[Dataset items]
☆ ☆ ☆ ☆ ☆

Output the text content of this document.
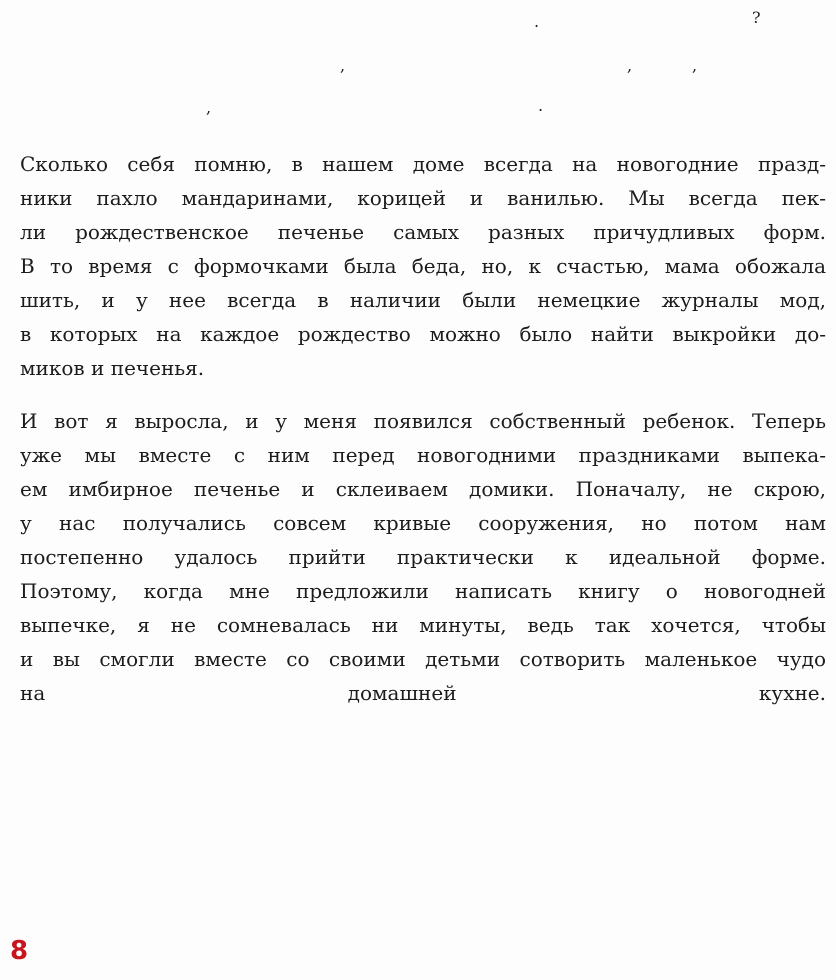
.	?
,	,	,
,	.
Сколько себя помню, в нашем доме всегда на новогодние празд-
ники пахло мандаринами, корицей и ванилью. Мы всегда пек-
ли рождественское печенье самых разных причудливых форм.
В то время с формочками была беда, но, к счастью, мама обожала
шить, и у нее всегда в наличии были немецкие журналы мод,
в которых на каждое рождество можно было найти выкройки до-
миков и печенья.
И вот я выросла, и у меня появился собственный ребенок. Теперь
уже мы вместе с ним перед новогодними праздниками выпека-
ем имбирное печенье и склеиваем домики. Поначалу, не скрою,
у нас получались совсем кривые сооружения, но потом нам
постепенно удалось прийти практически к идеальной форме.
Поэтому, когда мне предложили написать книгу о новогодней
выпечке, я не сомневалась ни минуты, ведь так хочется, чтобы
и вы смогли вместе со своими детьми сотворить маленькое чудо
на домашней кухне.
8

☆ ☆ ☆ ☆ ☆

Within the listing above, copy each line that has the string "всегда".

WRITTEN SOLUTION:
Сколько себя помню, в нашем доме всегда на новогодние празд-
ники пахло мандаринами, корицей и ванилью. Мы всегда пек-
шить, и у нее всегда в наличии были немецкие журналы мод,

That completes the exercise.